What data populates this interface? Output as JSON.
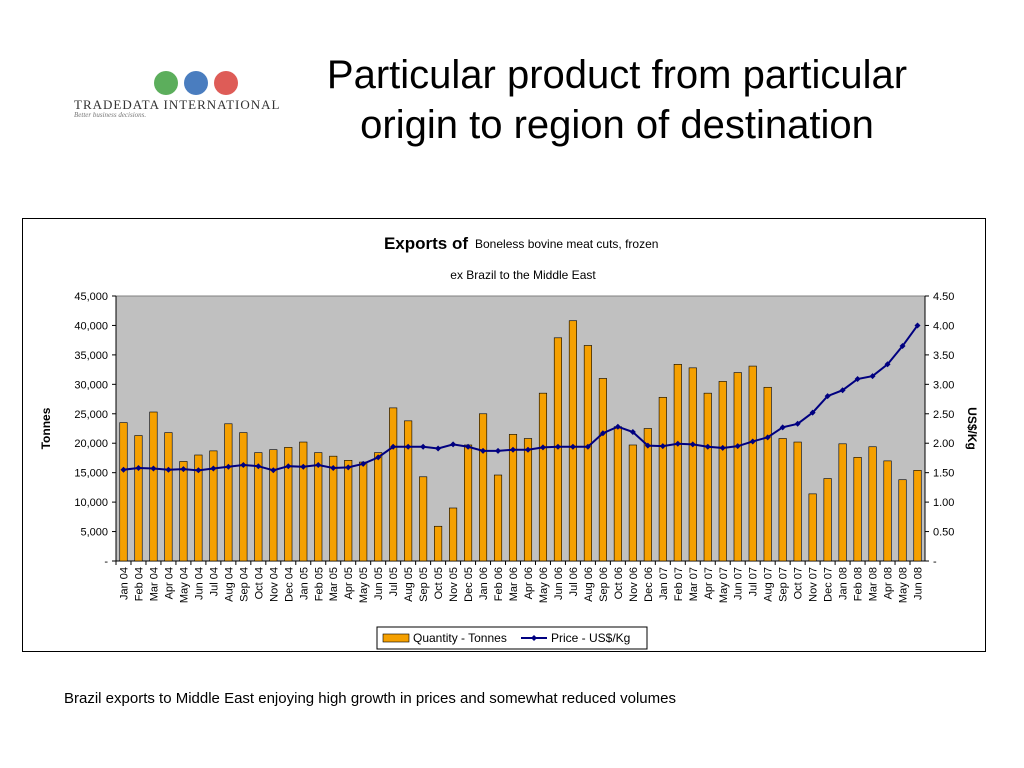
{
  "logo": {
    "brand": "TRADEDATA INTERNATIONAL",
    "tagline": "Better business decisions.",
    "globe_colors": [
      "#3fa040",
      "#2a66b4",
      "#d8403a"
    ]
  },
  "slide": {
    "title_line1": "Particular product from particular",
    "title_line2": "origin to region of destination",
    "caption": "Brazil exports to Middle East enjoying high growth in prices and somewhat reduced volumes"
  },
  "chart_data": {
    "type": "bar+line",
    "title_bold": "Exports of",
    "title_product": "Boneless bovine meat cuts, frozen",
    "subtitle": "ex Brazil to the Middle East",
    "ylabel_left": "Tonnes",
    "ylabel_right": "US$/Kg",
    "ylim_left": [
      0,
      45000
    ],
    "ylim_right": [
      0,
      4.5
    ],
    "yticks_left": [
      "-",
      "5,000",
      "10,000",
      "15,000",
      "20,000",
      "25,000",
      "30,000",
      "35,000",
      "40,000",
      "45,000"
    ],
    "yticks_right": [
      "-",
      "0.50",
      "1.00",
      "1.50",
      "2.00",
      "2.50",
      "3.00",
      "3.50",
      "4.00",
      "4.50"
    ],
    "grid": false,
    "plot_background": "#c0c0c0",
    "legend_position": "bottom",
    "categories": [
      "Jan 04",
      "Feb 04",
      "Mar 04",
      "Apr 04",
      "May 04",
      "Jun 04",
      "Jul 04",
      "Aug 04",
      "Sep 04",
      "Oct 04",
      "Nov 04",
      "Dec 04",
      "Jan 05",
      "Feb 05",
      "Mar 05",
      "Apr 05",
      "May 05",
      "Jun 05",
      "Jul 05",
      "Aug 05",
      "Sep 05",
      "Oct 05",
      "Nov 05",
      "Dec 05",
      "Jan 06",
      "Feb 06",
      "Mar 06",
      "Apr 06",
      "May 06",
      "Jun 06",
      "Jul 06",
      "Aug 06",
      "Sep 06",
      "Oct 06",
      "Nov 06",
      "Dec 06",
      "Jan 07",
      "Feb 07",
      "Mar 07",
      "Apr 07",
      "May 07",
      "Jun 07",
      "Jul 07",
      "Aug 07",
      "Sep 07",
      "Oct 07",
      "Nov 07",
      "Dec 07",
      "Jan 08",
      "Feb 08",
      "Mar 08",
      "Apr 08",
      "May 08",
      "Jun 08"
    ],
    "series": [
      {
        "name": "Quantity - Tonnes",
        "axis": "left",
        "kind": "bar",
        "color": "#f5a000",
        "values": [
          23500,
          21300,
          25300,
          21800,
          16900,
          18000,
          18700,
          23300,
          21800,
          18400,
          18900,
          19300,
          20200,
          18400,
          17800,
          17100,
          16800,
          18400,
          26000,
          23800,
          14300,
          5900,
          9000,
          19700,
          25000,
          14600,
          21500,
          20800,
          28500,
          37900,
          40800,
          36600,
          31000,
          22800,
          19700,
          22500,
          27800,
          33400,
          32800,
          28500,
          30500,
          32000,
          33100,
          29500,
          20800,
          20200,
          11400,
          14000,
          19900,
          17600,
          19400,
          17000,
          13800,
          15400
        ]
      },
      {
        "name": "Price - US$/Kg",
        "axis": "right",
        "kind": "line",
        "color": "#000080",
        "values": [
          1.55,
          1.58,
          1.57,
          1.55,
          1.56,
          1.54,
          1.57,
          1.6,
          1.63,
          1.61,
          1.54,
          1.61,
          1.6,
          1.63,
          1.58,
          1.59,
          1.65,
          1.76,
          1.94,
          1.94,
          1.94,
          1.91,
          1.98,
          1.94,
          1.87,
          1.87,
          1.89,
          1.89,
          1.93,
          1.94,
          1.94,
          1.94,
          2.17,
          2.28,
          2.19,
          1.96,
          1.95,
          1.99,
          1.98,
          1.94,
          1.92,
          1.95,
          2.03,
          2.1,
          2.27,
          2.33,
          2.52,
          2.8,
          2.9,
          3.09,
          3.14,
          3.34,
          3.65,
          4.0
        ]
      }
    ]
  }
}
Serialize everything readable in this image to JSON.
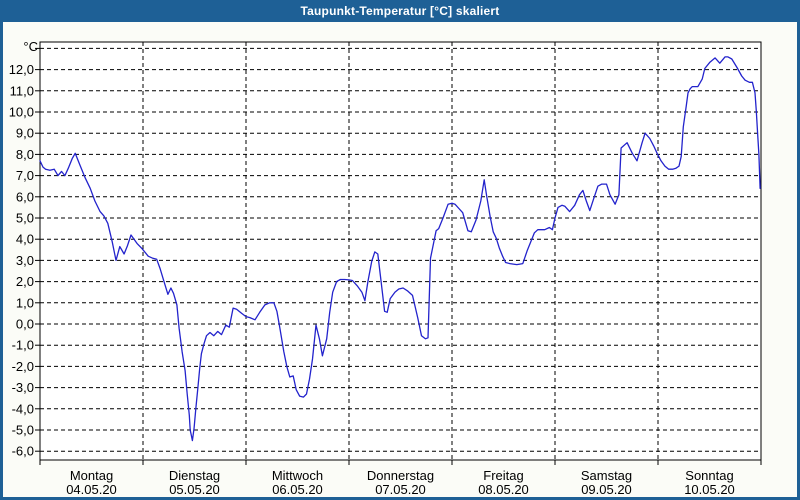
{
  "window": {
    "title": "Taupunkt-Temperatur [°C] skaliert"
  },
  "colors": {
    "frame": "#1e6096",
    "title_text": "#ffffff",
    "content_bg": "#fbfcf7",
    "plot_bg": "#ffffff",
    "grid": "#000000",
    "axis": "#000000",
    "label_text": "#000000",
    "series_line": "#2323cc"
  },
  "chart_data": {
    "type": "line",
    "title": "Taupunkt-Temperatur [°C] skaliert",
    "ylabel": "°C",
    "ylim": [
      -6.5,
      13.5
    ],
    "ytick_step": 1,
    "ytick_labels_top_to_bottom": [
      "12,0",
      "11,0",
      "10,0",
      "9,0",
      "8,0",
      "7,0",
      "6,0",
      "5,0",
      "4,0",
      "3,0",
      "2,0",
      "1,0",
      "0,0",
      "-1,0",
      "-2,0",
      "-3,0",
      "-4,0",
      "-5,0",
      "-6,0"
    ],
    "grid": "dashed-black, horizontal every 1°C (unlabeled top line at 13.0), vertical at day boundaries",
    "legend": "none",
    "x_days": [
      {
        "name": "Montag",
        "date": "04.05.20"
      },
      {
        "name": "Dienstag",
        "date": "05.05.20"
      },
      {
        "name": "Mittwoch",
        "date": "06.05.20"
      },
      {
        "name": "Donnerstag",
        "date": "07.05.20"
      },
      {
        "name": "Freitag",
        "date": "08.05.20"
      },
      {
        "name": "Samstag",
        "date": "09.05.20"
      },
      {
        "name": "Sonntag",
        "date": "10.05.20"
      }
    ],
    "x_hours_range": [
      0,
      168
    ],
    "series": [
      {
        "name": "Taupunkt-Temperatur",
        "color_ref": "series_line",
        "points_hour_value": [
          [
            0,
            7.7
          ],
          [
            0.7,
            7.4
          ],
          [
            1.3,
            7.3
          ],
          [
            2.3,
            7.25
          ],
          [
            3.3,
            7.3
          ],
          [
            4.2,
            7.0
          ],
          [
            5.0,
            7.2
          ],
          [
            5.8,
            7.0
          ],
          [
            6.6,
            7.35
          ],
          [
            7.5,
            7.8
          ],
          [
            8.2,
            8.05
          ],
          [
            9.3,
            7.5
          ],
          [
            10.5,
            6.9
          ],
          [
            11.7,
            6.4
          ],
          [
            12.8,
            5.8
          ],
          [
            14.0,
            5.3
          ],
          [
            14.9,
            5.1
          ],
          [
            15.8,
            4.75
          ],
          [
            16.8,
            3.9
          ],
          [
            17.7,
            3.0
          ],
          [
            18.6,
            3.65
          ],
          [
            19.6,
            3.3
          ],
          [
            20.4,
            3.7
          ],
          [
            21.2,
            4.2
          ],
          [
            22.6,
            3.8
          ],
          [
            23.8,
            3.55
          ],
          [
            25.2,
            3.2
          ],
          [
            26.3,
            3.1
          ],
          [
            27.2,
            3.05
          ],
          [
            28.0,
            2.6
          ],
          [
            28.9,
            2.0
          ],
          [
            29.8,
            1.4
          ],
          [
            30.5,
            1.7
          ],
          [
            31.1,
            1.45
          ],
          [
            31.9,
            0.9
          ],
          [
            32.4,
            -0.2
          ],
          [
            33.1,
            -1.3
          ],
          [
            33.8,
            -2.2
          ],
          [
            34.3,
            -3.3
          ],
          [
            34.8,
            -4.3
          ],
          [
            35.0,
            -5.0
          ],
          [
            35.2,
            -5.2
          ],
          [
            35.5,
            -5.5
          ],
          [
            35.9,
            -4.9
          ],
          [
            36.3,
            -4.0
          ],
          [
            36.8,
            -3.0
          ],
          [
            37.2,
            -2.1
          ],
          [
            37.6,
            -1.4
          ],
          [
            38.2,
            -0.95
          ],
          [
            38.8,
            -0.55
          ],
          [
            39.6,
            -0.4
          ],
          [
            40.5,
            -0.55
          ],
          [
            41.4,
            -0.35
          ],
          [
            42.3,
            -0.5
          ],
          [
            43.3,
            -0.05
          ],
          [
            44.1,
            -0.15
          ],
          [
            45.0,
            0.75
          ],
          [
            45.8,
            0.7
          ],
          [
            47.0,
            0.5
          ],
          [
            48.0,
            0.35
          ],
          [
            48.9,
            0.3
          ],
          [
            50.1,
            0.2
          ],
          [
            51.2,
            0.55
          ],
          [
            52.4,
            0.9
          ],
          [
            53.5,
            1.0
          ],
          [
            54.5,
            1.0
          ],
          [
            55.2,
            0.6
          ],
          [
            55.9,
            -0.2
          ],
          [
            56.8,
            -1.3
          ],
          [
            57.5,
            -2.0
          ],
          [
            58.2,
            -2.5
          ],
          [
            59.0,
            -2.45
          ],
          [
            59.7,
            -3.1
          ],
          [
            60.5,
            -3.4
          ],
          [
            61.4,
            -3.45
          ],
          [
            62.1,
            -3.3
          ],
          [
            62.8,
            -2.6
          ],
          [
            63.5,
            -1.65
          ],
          [
            64.3,
            -0.05
          ],
          [
            65.1,
            -0.7
          ],
          [
            65.8,
            -1.5
          ],
          [
            66.8,
            -0.7
          ],
          [
            67.5,
            0.55
          ],
          [
            68.2,
            1.5
          ],
          [
            69.1,
            2.0
          ],
          [
            70.0,
            2.1
          ],
          [
            71.0,
            2.1
          ],
          [
            72.0,
            2.08
          ],
          [
            72.8,
            2.05
          ],
          [
            73.9,
            1.8
          ],
          [
            75.0,
            1.5
          ],
          [
            75.7,
            1.1
          ],
          [
            76.4,
            2.0
          ],
          [
            77.3,
            2.95
          ],
          [
            78.0,
            3.4
          ],
          [
            78.7,
            3.3
          ],
          [
            79.6,
            1.8
          ],
          [
            80.3,
            0.6
          ],
          [
            80.9,
            0.55
          ],
          [
            81.6,
            1.2
          ],
          [
            82.7,
            1.5
          ],
          [
            83.6,
            1.65
          ],
          [
            84.6,
            1.7
          ],
          [
            85.7,
            1.55
          ],
          [
            86.8,
            1.35
          ],
          [
            88.0,
            0.3
          ],
          [
            88.9,
            -0.55
          ],
          [
            89.8,
            -0.7
          ],
          [
            90.4,
            -0.65
          ],
          [
            91.0,
            3.1
          ],
          [
            92.3,
            4.4
          ],
          [
            92.9,
            4.5
          ],
          [
            93.9,
            5.0
          ],
          [
            95.1,
            5.65
          ],
          [
            96.0,
            5.7
          ],
          [
            96.7,
            5.65
          ],
          [
            97.6,
            5.45
          ],
          [
            98.5,
            5.25
          ],
          [
            99.7,
            4.4
          ],
          [
            100.5,
            4.35
          ],
          [
            101.6,
            4.9
          ],
          [
            102.7,
            5.8
          ],
          [
            103.5,
            6.8
          ],
          [
            104.1,
            6.0
          ],
          [
            104.9,
            5.05
          ],
          [
            105.6,
            4.35
          ],
          [
            106.3,
            4.05
          ],
          [
            107.0,
            3.6
          ],
          [
            107.8,
            3.2
          ],
          [
            108.5,
            2.9
          ],
          [
            109.5,
            2.85
          ],
          [
            111.1,
            2.8
          ],
          [
            112.5,
            2.85
          ],
          [
            113.5,
            3.45
          ],
          [
            114.5,
            3.95
          ],
          [
            115.2,
            4.3
          ],
          [
            116.0,
            4.45
          ],
          [
            117.6,
            4.45
          ],
          [
            118.7,
            4.55
          ],
          [
            119.4,
            4.45
          ],
          [
            120.0,
            5.0
          ],
          [
            120.7,
            5.5
          ],
          [
            121.6,
            5.6
          ],
          [
            122.3,
            5.55
          ],
          [
            123.4,
            5.3
          ],
          [
            124.6,
            5.6
          ],
          [
            125.7,
            6.1
          ],
          [
            126.5,
            6.3
          ],
          [
            127.3,
            5.8
          ],
          [
            128.1,
            5.35
          ],
          [
            129.0,
            5.9
          ],
          [
            130.0,
            6.5
          ],
          [
            130.9,
            6.6
          ],
          [
            132.0,
            6.6
          ],
          [
            132.8,
            6.1
          ],
          [
            134.0,
            5.65
          ],
          [
            134.9,
            6.1
          ],
          [
            135.4,
            8.3
          ],
          [
            136.8,
            8.55
          ],
          [
            138.0,
            8.05
          ],
          [
            139.1,
            7.7
          ],
          [
            140.3,
            8.55
          ],
          [
            141.0,
            9.0
          ],
          [
            142.1,
            8.75
          ],
          [
            143.0,
            8.4
          ],
          [
            143.8,
            8.05
          ],
          [
            144.7,
            7.7
          ],
          [
            145.6,
            7.45
          ],
          [
            146.5,
            7.3
          ],
          [
            147.4,
            7.3
          ],
          [
            148.2,
            7.35
          ],
          [
            148.9,
            7.45
          ],
          [
            149.4,
            7.9
          ],
          [
            149.9,
            9.3
          ],
          [
            150.6,
            10.3
          ],
          [
            151.0,
            10.9
          ],
          [
            151.5,
            11.1
          ],
          [
            152.0,
            11.2
          ],
          [
            153.3,
            11.2
          ],
          [
            154.3,
            11.55
          ],
          [
            154.9,
            12.05
          ],
          [
            156.1,
            12.35
          ],
          [
            157.3,
            12.55
          ],
          [
            158.4,
            12.3
          ],
          [
            159.6,
            12.6
          ],
          [
            160.3,
            12.6
          ],
          [
            161.2,
            12.5
          ],
          [
            162.4,
            12.1
          ],
          [
            163.5,
            11.7
          ],
          [
            164.3,
            11.5
          ],
          [
            165.3,
            11.4
          ],
          [
            166.0,
            11.4
          ],
          [
            166.6,
            10.9
          ],
          [
            166.9,
            10.05
          ],
          [
            167.2,
            9.0
          ],
          [
            167.5,
            8.0
          ],
          [
            167.8,
            6.4
          ]
        ]
      }
    ]
  }
}
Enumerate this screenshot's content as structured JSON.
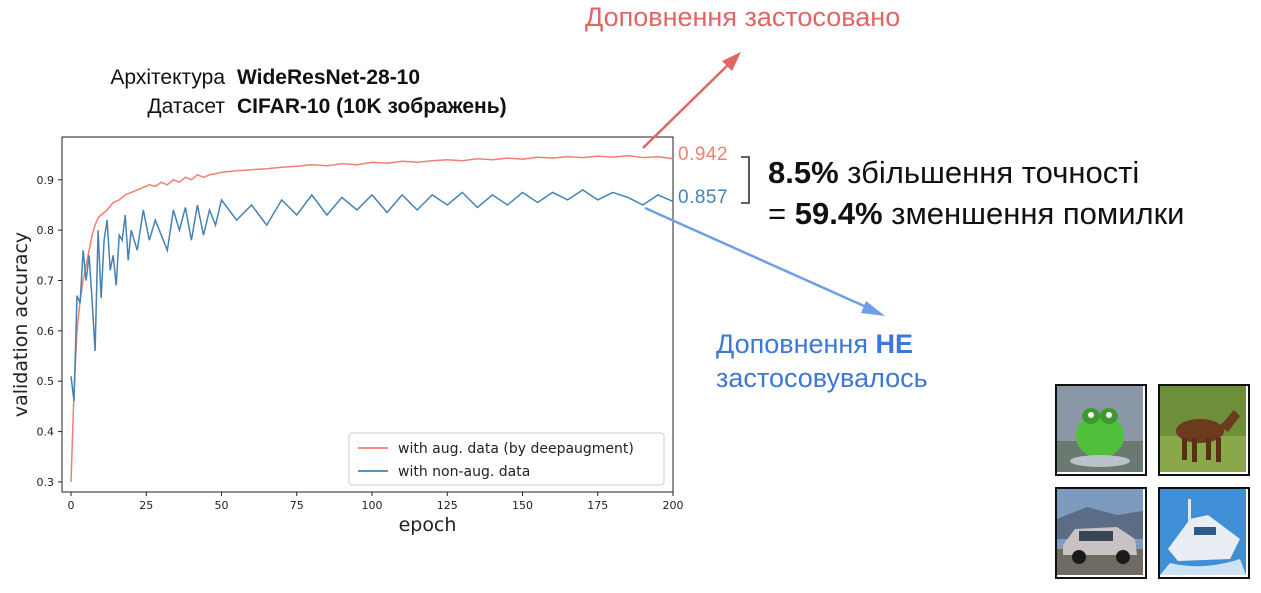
{
  "meta": {
    "architecture_label": "Архітектура",
    "architecture_value": "WideResNet-28-10",
    "dataset_label": "Датасет",
    "dataset_value": "CIFAR-10 (10K зображень)"
  },
  "annotations": {
    "aug_applied": "Доповнення застосовано",
    "noaug_line1_prefix": "Доповнення ",
    "noaug_line1_bold": "НЕ",
    "noaug_line2": "застосовувалось",
    "final_aug": "0.942",
    "final_noaug": "0.857",
    "stat1_bold": "8.5%",
    "stat1_rest": " збільшення точності",
    "stat2_prefix": "= ",
    "stat2_bold": "59.4%",
    "stat2_rest": " зменшення помилки"
  },
  "colors": {
    "aug": "#f08070",
    "noaug": "#4682b4",
    "aug_annotation": "#e06666",
    "noaug_annotation": "#3c78d8"
  },
  "thumbnails": [
    "frog-icon",
    "horse-icon",
    "car-icon",
    "boat-icon"
  ],
  "chart_data": {
    "type": "line",
    "title": "",
    "xlabel": "epoch",
    "ylabel": "validation accuracy",
    "xlim": [
      -3,
      200
    ],
    "ylim": [
      0.28,
      0.985
    ],
    "xticks": [
      0,
      25,
      50,
      75,
      100,
      125,
      150,
      175,
      200
    ],
    "yticks": [
      0.3,
      0.4,
      0.5,
      0.6,
      0.7,
      0.8,
      0.9
    ],
    "grid": false,
    "legend_position": "lower-right",
    "series": [
      {
        "name": "with aug. data (by deepaugment)",
        "points": [
          [
            0,
            0.3
          ],
          [
            1,
            0.48
          ],
          [
            2,
            0.6
          ],
          [
            3,
            0.66
          ],
          [
            4,
            0.7
          ],
          [
            5,
            0.73
          ],
          [
            6,
            0.76
          ],
          [
            7,
            0.79
          ],
          [
            8,
            0.81
          ],
          [
            9,
            0.825
          ],
          [
            10,
            0.83
          ],
          [
            12,
            0.84
          ],
          [
            14,
            0.855
          ],
          [
            16,
            0.86
          ],
          [
            18,
            0.87
          ],
          [
            20,
            0.875
          ],
          [
            22,
            0.88
          ],
          [
            24,
            0.885
          ],
          [
            26,
            0.89
          ],
          [
            28,
            0.887
          ],
          [
            30,
            0.895
          ],
          [
            32,
            0.89
          ],
          [
            34,
            0.9
          ],
          [
            36,
            0.895
          ],
          [
            38,
            0.905
          ],
          [
            40,
            0.9
          ],
          [
            42,
            0.91
          ],
          [
            44,
            0.905
          ],
          [
            46,
            0.91
          ],
          [
            48,
            0.912
          ],
          [
            50,
            0.915
          ],
          [
            55,
            0.918
          ],
          [
            60,
            0.92
          ],
          [
            65,
            0.922
          ],
          [
            70,
            0.925
          ],
          [
            75,
            0.927
          ],
          [
            80,
            0.93
          ],
          [
            85,
            0.928
          ],
          [
            90,
            0.932
          ],
          [
            95,
            0.93
          ],
          [
            100,
            0.935
          ],
          [
            105,
            0.933
          ],
          [
            110,
            0.937
          ],
          [
            115,
            0.935
          ],
          [
            120,
            0.938
          ],
          [
            125,
            0.94
          ],
          [
            130,
            0.938
          ],
          [
            135,
            0.942
          ],
          [
            140,
            0.94
          ],
          [
            145,
            0.943
          ],
          [
            150,
            0.941
          ],
          [
            155,
            0.945
          ],
          [
            160,
            0.943
          ],
          [
            165,
            0.946
          ],
          [
            170,
            0.944
          ],
          [
            175,
            0.947
          ],
          [
            180,
            0.945
          ],
          [
            185,
            0.948
          ],
          [
            190,
            0.944
          ],
          [
            195,
            0.946
          ],
          [
            200,
            0.942
          ]
        ]
      },
      {
        "name": "with non-aug. data",
        "points": [
          [
            0,
            0.51
          ],
          [
            1,
            0.46
          ],
          [
            2,
            0.67
          ],
          [
            3,
            0.655
          ],
          [
            4,
            0.76
          ],
          [
            5,
            0.7
          ],
          [
            6,
            0.75
          ],
          [
            7,
            0.66
          ],
          [
            8,
            0.56
          ],
          [
            9,
            0.8
          ],
          [
            10,
            0.665
          ],
          [
            11,
            0.78
          ],
          [
            12,
            0.82
          ],
          [
            13,
            0.72
          ],
          [
            14,
            0.75
          ],
          [
            15,
            0.69
          ],
          [
            16,
            0.79
          ],
          [
            17,
            0.78
          ],
          [
            18,
            0.83
          ],
          [
            19,
            0.74
          ],
          [
            20,
            0.8
          ],
          [
            22,
            0.76
          ],
          [
            24,
            0.84
          ],
          [
            26,
            0.78
          ],
          [
            28,
            0.82
          ],
          [
            30,
            0.79
          ],
          [
            32,
            0.76
          ],
          [
            34,
            0.84
          ],
          [
            36,
            0.8
          ],
          [
            38,
            0.845
          ],
          [
            40,
            0.78
          ],
          [
            42,
            0.85
          ],
          [
            44,
            0.79
          ],
          [
            46,
            0.84
          ],
          [
            48,
            0.81
          ],
          [
            50,
            0.86
          ],
          [
            55,
            0.82
          ],
          [
            60,
            0.85
          ],
          [
            65,
            0.81
          ],
          [
            70,
            0.86
          ],
          [
            75,
            0.83
          ],
          [
            80,
            0.87
          ],
          [
            85,
            0.83
          ],
          [
            90,
            0.865
          ],
          [
            95,
            0.84
          ],
          [
            100,
            0.87
          ],
          [
            105,
            0.835
          ],
          [
            110,
            0.87
          ],
          [
            115,
            0.84
          ],
          [
            120,
            0.87
          ],
          [
            125,
            0.85
          ],
          [
            130,
            0.875
          ],
          [
            135,
            0.845
          ],
          [
            140,
            0.87
          ],
          [
            145,
            0.85
          ],
          [
            150,
            0.875
          ],
          [
            155,
            0.855
          ],
          [
            160,
            0.875
          ],
          [
            165,
            0.86
          ],
          [
            170,
            0.88
          ],
          [
            175,
            0.86
          ],
          [
            180,
            0.875
          ],
          [
            185,
            0.865
          ],
          [
            190,
            0.85
          ],
          [
            195,
            0.87
          ],
          [
            200,
            0.857
          ]
        ]
      }
    ]
  }
}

★ ★ ★ ★ ★

■ **WORK INSTRUCTIONS**: Above are several records. Count the lines among them that contain "Taupunkt" and give only the total.

■ **ANSWER**: 3